**Given exercise 1:**
In the explanation of the Cases and Elim errors, change everything from "([W,X:N][f:(Freegraph W X)](append" down to "type (FreeGraph W X)" and put "bound names" wherever "bound variables" appears.
**Given exercise 2:**
Answer these questions using the explanation of the Cases and Elim errors.
(a) In which cases is the type annotation <P> in front of Cases inferred automatically?
(b) What type does a have in the discussion of Elim?
(c) What type must P have when the system transforms the goal into (P X Y f)?
**Given exercise 3:**
Resume the explanation of the Cases and Elim errors from the point where it stops.

-- Start Supplied text --

Here are some explanations concerning the errors you get:

Fixpoint append [X, Y, Z: N; f: (FreeGraph X Y)] : 
    (FreeGraph Y Z) -> (FreeGraph X Z) :=
   Cases f of
        (nil X) => [g: (FreeGraph X Z)] g 
    |   (cons X X' Y a f') => [g: (FreeGraph Y Z)] (cons a (append f' g))
end.

does'nt work because the system is unable to infer a dependent type
for the branches. 

The Cases typing rule for f:(FreeGraph X Y) is the following :

    P:N->N->Type  f:(FreeGraph X Y) 
    (X:N |- f1 : (P X X)) 
    (X,X',Y:N)(a:(A X X'))(f':(FreeGraph X' Y))|-f2:(P X Y)
------------------------------------------------------------------------------
 <P>Cases f of  (nil X) => f1 |   (cons X X' Y a f') => f2 end : (P X Y)

The type annotation <P> on front of Cases is automatically inferred in
some restricted cases (P is directly a type and not a type scheme)
In your case, the scheme has to be givent explicitely, the following
definition works :

Fixpoint append [X, Y, Z: N; f: (FreeGraph X Y)] : 
    (FreeGraph Y Z) -> (FreeGraph X Z) :=
 <[X,Y:N](FreeGraph Y Z) -> (FreeGraph X Z)>Cases f of
        (nil X) => [g: (FreeGraph X Z)] g 
    |   (cons X X' Y a f') => [g: (FreeGraph Y Z)] (cons a (append f' g))
end.

In the case of the Elim rule, you have the following inference rule :

    P:(X,Y:N)(FreeGraph X Y)->Prop  f:(FreeGraph X Y) 
     |- ? :  (X:N)(P X X (nil X))
     |- ? :  (X,X',Y:N)(a:(A X Y))(f':(FreeGraph X' Y))
             (P X' Y f')->(P X Y (cons X X' Y a f'))
-------------------------------------------------------------
       |- ? : (P X Y f)

When you perform Elim f, the system has to transform your goal 
into 
     (P X Y f) with P well-typed of type (X,Y:N)(FreeGraph X Y)->Prop
In your case, the simple transformation 

   ([W,X:N][f:(Freegraph W X)](append (cons a f) g) == (cons a (append f g))
    W X f)
is not well-typed because, if we rename bound variables, we get 
 ([W0,X0:N][f:(Freegraph W0 X0)](append (cons a f) g) == (cons a (append f g))
    W X f)
while a has type (A W W) and g has type (FreeGraph W X) 
generalizing over a and g gives you first the goal :
(a:(A W W))(g: (FreeGraph X Y))(append (cons a f) g) == (cons a (append f g))
which is transforme by Elim into :
 ([W0,X0:N][f:(Freegraph W0 X0)]
  (a:(A W0 W0))(g: (FreeGraph X0 Y))
  (append (cons a f) g) == (cons a (append f g))
    W X f)
which is perfectly well-typed.

Let me give you an advice, concerning your definition of FreeGraph 
you may choose the alternative definition 
Inductive FreeGraph [X:N] : N -> Type :=
    nil : (FreeGraph X X) |
    cons : (Y, Z: N) (FreeGraph X Y) -> (A Y Z) -> (FreeGraph X Z).

-- End Supplied text --
-- Start Dataset content --

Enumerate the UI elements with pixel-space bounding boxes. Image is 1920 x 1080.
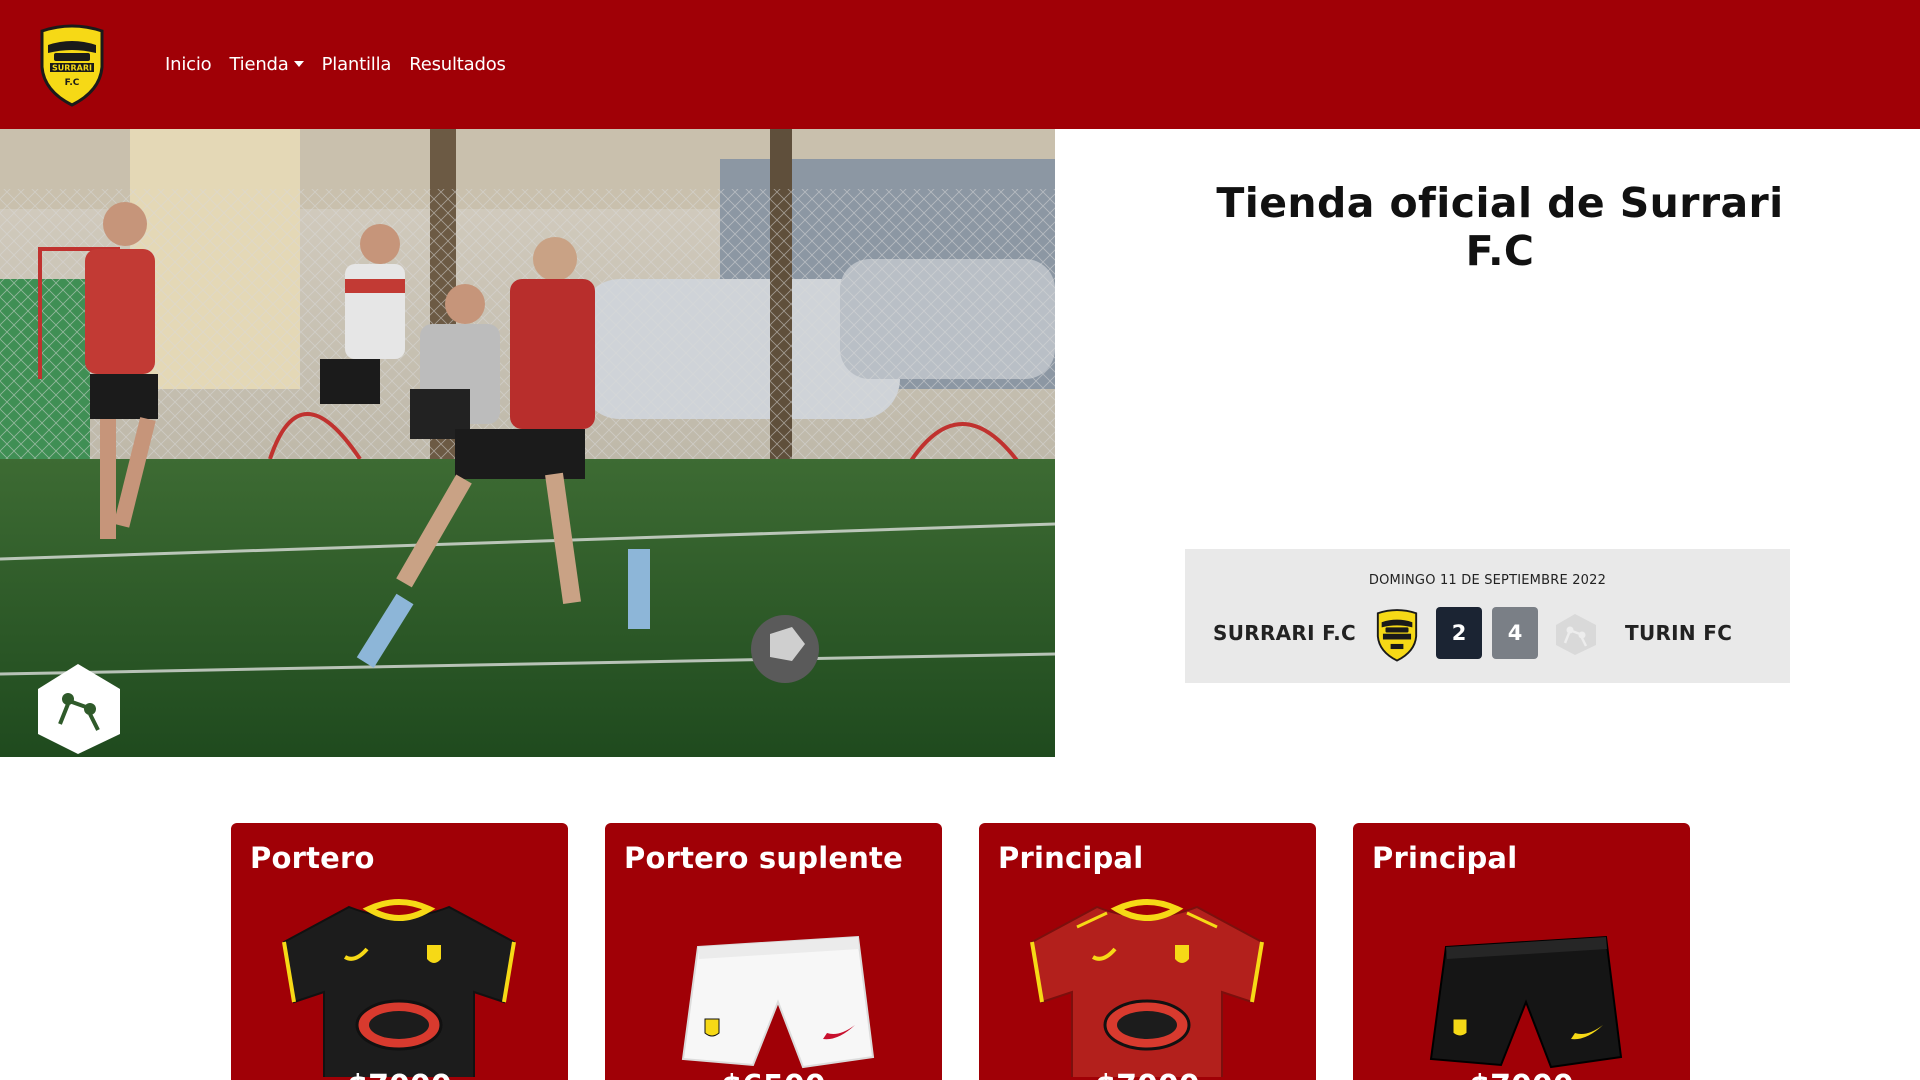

-- End Dataset content --

**Final result 1:**
([W,X:N][f:(Freegraph W X)](append (cons a f) g) == (cons a (append f g))
    W X f)
is not well-typed because, if we rename bound names, we get 
 ([W0,X0:N][f:(Freegraph W0 X0)](append (cons a f) g) == (cons a (append f g))
    W X f)
while a has type (A W W) and g has type (FreeGraph W X)

**Final result 2:**
(a) In some restricted cases, where P is directly a type and not a type scheme.
(b) (A W W)
(c) (X,Y:N)(FreeGraph X Y)->Prop

**Final result 3:**
This change the way the path are extended, making X a parameter of the
inductive definition (what you define inductively is not the binary
relation _ is connected to _, but a unary predicate : given X, the set
of nodes connected to X. 
Tou may compare the generated elimination principles (Check FreeGraph_ind).
The one obtained with this version is equivalent but more comfortable
to use in general.

With respect about your question on decomposing a proof of a==b when a
and b are in an inductive type, there are many different solutions. 
Let me illustrate that on integers.

First you may generate a general double induction principle, (which
already exists for integers).

Check nat_double_ind.
nat_double_ind
     : (R:(nat->nat->Prop))
        ((n:nat)(R O n))
        ->((n:nat)(R (S n) O))
        ->((n,m:nat)(R n m)->(R (S n) (S m)))
        ->(n,m:nat)(R n m)

If you need to prove n=m->P(n,m) you can use this principle :
   Pattern n m (* abstract the goal in order to make R evident *); 
   Apply nat_double_ind 

You can also generate a particular scheme for equality :

Goal nat_eq_ind
     : (R:(nat->nat->Prop))
        ((n:nat)(R O O))
        ->((n,m:nat)(R n m)->n=m->(R (S n) (S m)))
        ->(n,m:nat)n=m->(R n m)

But the simplest way would probably be to Rewrite n into m (or
vice-versa) and the performs simple induction.

However, you should be aware on the fact that you are manipulating
terms in dependent types, which sometimes introduce difficulties. 

  you an write a==b when a and b have the same type :
with a : (FreeGraph X Y) and b : (FreeGraph X' Y') then 
a==b can only be written in the case X and X' on one hand and Y and Y'
on the other hand are computationnally the same. 
If they are simply provably equal you should use a special dependent
equality  (see the file Logic/EqDep.v).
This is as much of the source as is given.